TASK TO CARRY OUT:
Retype each line of the material exactly, please, skipping any picture in it.

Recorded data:
-- Begin --
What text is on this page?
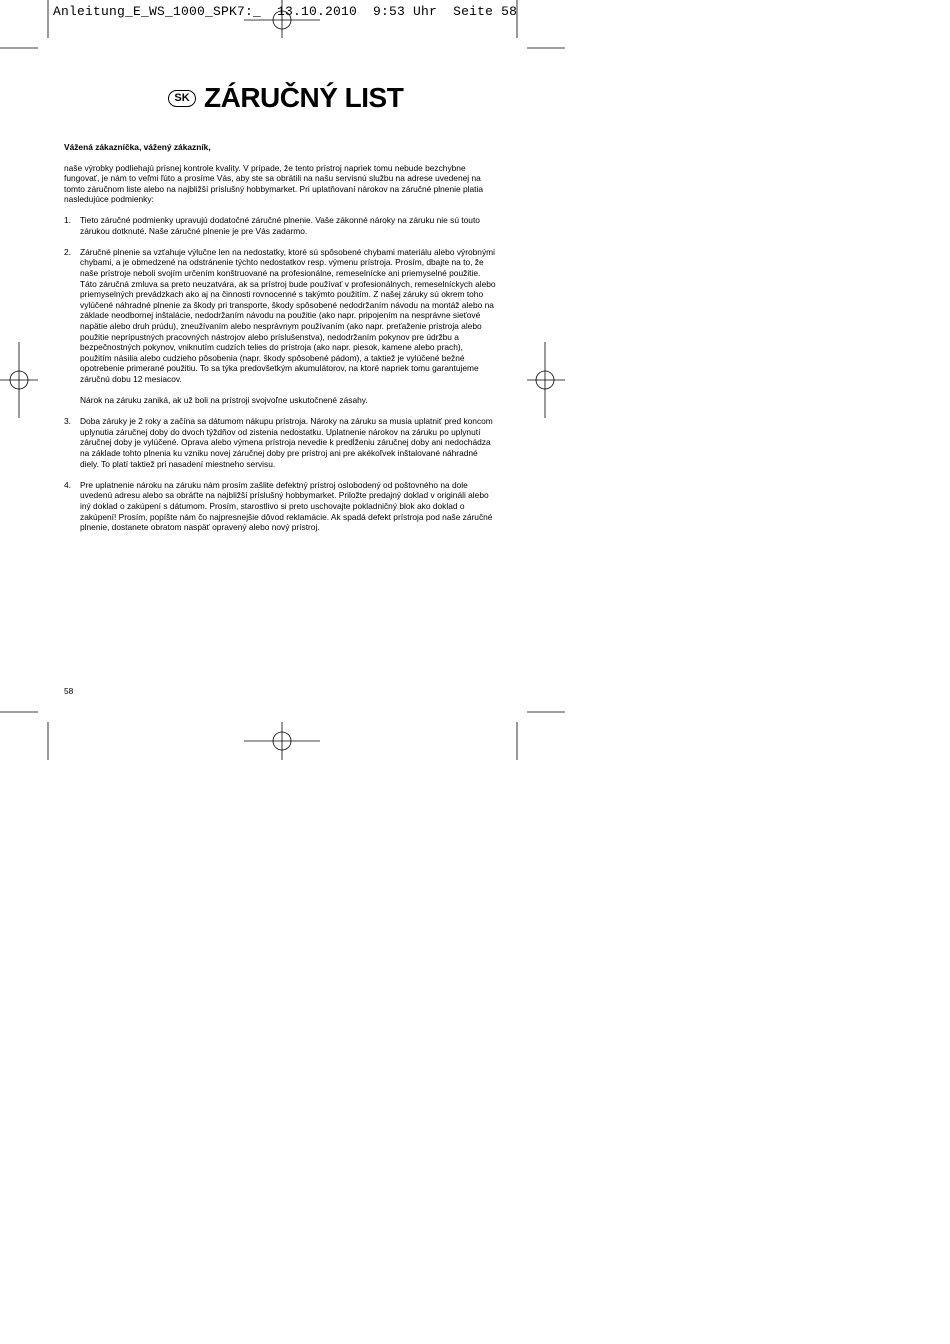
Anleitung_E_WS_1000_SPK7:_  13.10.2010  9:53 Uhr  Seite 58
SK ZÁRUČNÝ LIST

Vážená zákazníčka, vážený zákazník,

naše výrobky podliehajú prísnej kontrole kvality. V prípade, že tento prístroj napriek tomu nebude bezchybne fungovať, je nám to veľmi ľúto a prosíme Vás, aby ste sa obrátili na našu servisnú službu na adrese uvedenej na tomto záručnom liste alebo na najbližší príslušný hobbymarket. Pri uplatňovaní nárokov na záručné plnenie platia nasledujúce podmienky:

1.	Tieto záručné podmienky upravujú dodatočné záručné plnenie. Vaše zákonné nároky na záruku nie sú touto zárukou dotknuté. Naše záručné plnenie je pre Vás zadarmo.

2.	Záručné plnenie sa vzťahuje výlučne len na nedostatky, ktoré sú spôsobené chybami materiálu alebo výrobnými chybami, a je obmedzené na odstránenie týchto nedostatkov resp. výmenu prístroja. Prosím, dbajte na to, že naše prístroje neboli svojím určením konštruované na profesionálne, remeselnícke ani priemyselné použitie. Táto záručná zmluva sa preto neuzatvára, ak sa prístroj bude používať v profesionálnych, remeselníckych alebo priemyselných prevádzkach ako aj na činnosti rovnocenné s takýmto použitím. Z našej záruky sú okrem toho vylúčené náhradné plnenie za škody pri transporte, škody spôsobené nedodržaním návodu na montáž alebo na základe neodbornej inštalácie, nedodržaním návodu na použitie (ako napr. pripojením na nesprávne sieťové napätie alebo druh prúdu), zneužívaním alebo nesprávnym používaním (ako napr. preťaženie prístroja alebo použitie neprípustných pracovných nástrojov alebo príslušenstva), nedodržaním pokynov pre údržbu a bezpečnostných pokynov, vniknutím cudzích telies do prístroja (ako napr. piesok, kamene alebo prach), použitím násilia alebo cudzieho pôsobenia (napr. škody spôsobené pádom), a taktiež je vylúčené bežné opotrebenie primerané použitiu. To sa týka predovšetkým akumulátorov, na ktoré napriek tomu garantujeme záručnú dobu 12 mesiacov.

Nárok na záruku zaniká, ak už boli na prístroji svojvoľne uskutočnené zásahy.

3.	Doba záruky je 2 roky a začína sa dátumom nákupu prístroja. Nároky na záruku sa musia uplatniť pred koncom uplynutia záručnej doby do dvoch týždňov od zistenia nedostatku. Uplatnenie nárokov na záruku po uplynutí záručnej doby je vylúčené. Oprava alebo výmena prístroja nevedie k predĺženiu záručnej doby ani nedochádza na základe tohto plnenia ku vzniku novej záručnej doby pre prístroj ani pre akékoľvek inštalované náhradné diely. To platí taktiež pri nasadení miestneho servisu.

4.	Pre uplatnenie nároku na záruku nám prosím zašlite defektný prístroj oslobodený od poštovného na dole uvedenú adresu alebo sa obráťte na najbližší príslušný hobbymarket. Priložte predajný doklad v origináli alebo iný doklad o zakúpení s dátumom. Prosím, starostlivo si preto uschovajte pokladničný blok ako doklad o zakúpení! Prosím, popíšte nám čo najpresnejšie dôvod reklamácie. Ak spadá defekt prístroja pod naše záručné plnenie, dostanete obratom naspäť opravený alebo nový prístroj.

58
-- End --
RIGHT ANSWER:
What text is on this page?
Anleitung_E_WS_1000_SPK7:_  13.10.2010  9:53 Uhr  Seite 58
SK ZÁRUČNÝ LIST

Vážená zákazníčka, vážený zákazník,

naše výrobky podliehajú prísnej kontrole kvality. V prípade, že tento prístroj napriek tomu nebude bezchybne fungovať, je nám to veľmi ľúto a prosíme Vás, aby ste sa obrátili na našu servisnú službu na adrese uvedenej na tomto záručnom liste alebo na najbližší príslušný hobbymarket. Pri uplatňovaní nárokov na záručné plnenie platia nasledujúce podmienky:

1.	Tieto záručné podmienky upravujú dodatočné záručné plnenie. Vaše zákonné nároky na záruku nie sú touto zárukou dotknuté. Naše záručné plnenie je pre Vás zadarmo.

2.	Záručné plnenie sa vzťahuje výlučne len na nedostatky, ktoré sú spôsobené chybami materiálu alebo výrobnými chybami, a je obmedzené na odstránenie týchto nedostatkov resp. výmenu prístroja. Prosím, dbajte na to, že naše prístroje neboli svojím určením konštruované na profesionálne, remeselnícke ani priemyselné použitie. Táto záručná zmluva sa preto neuzatvára, ak sa prístroj bude používať v profesionálnych, remeselníckych alebo priemyselných prevádzkach ako aj na činnosti rovnocenné s takýmto použitím. Z našej záruky sú okrem toho vylúčené náhradné plnenie za škody pri transporte, škody spôsobené nedodržaním návodu na montáž alebo na základe neodbornej inštalácie, nedodržaním návodu na použitie (ako napr. pripojením na nesprávne sieťové napätie alebo druh prúdu), zneužívaním alebo nesprávnym používaním (ako napr. preťaženie prístroja alebo použitie neprípustných pracovných nástrojov alebo príslušenstva), nedodržaním pokynov pre údržbu a bezpečnostných pokynov, vniknutím cudzích telies do prístroja (ako napr. piesok, kamene alebo prach), použitím násilia alebo cudzieho pôsobenia (napr. škody spôsobené pádom), a taktiež je vylúčené bežné opotrebenie primerané použitiu. To sa týka predovšetkým akumulátorov, na ktoré napriek tomu garantujeme záručnú dobu 12 mesiacov.

Nárok na záruku zaniká, ak už boli na prístroji svojvoľne uskutočnené zásahy.

3.	Doba záruky je 2 roky a začína sa dátumom nákupu prístroja. Nároky na záruku sa musia uplatniť pred koncom uplynutia záručnej doby do dvoch týždňov od zistenia nedostatku. Uplatnenie nárokov na záruku po uplynutí záručnej doby je vylúčené. Oprava alebo výmena prístroja nevedie k predĺženiu záručnej doby ani nedochádza na základe tohto plnenia ku vzniku novej záručnej doby pre prístroj ani pre akékoľvek inštalované náhradné diely. To platí taktiež pri nasadení miestneho servisu.

4.	Pre uplatnenie nároku na záruku nám prosím zašlite defektný prístroj oslobodený od poštovného na dole uvedenú adresu alebo sa obráťte na najbližší príslušný hobbymarket. Priložte predajný doklad v origináli alebo iný doklad o zakúpení s dátumom. Prosím, starostlivo si preto uschovajte pokladničný blok ako doklad o zakúpení! Prosím, popíšte nám čo najpresnejšie dôvod reklamácie. Ak spadá defekt prístroja pod naše záručné plnenie, dostanete obratom naspäť opravený alebo nový prístroj.

58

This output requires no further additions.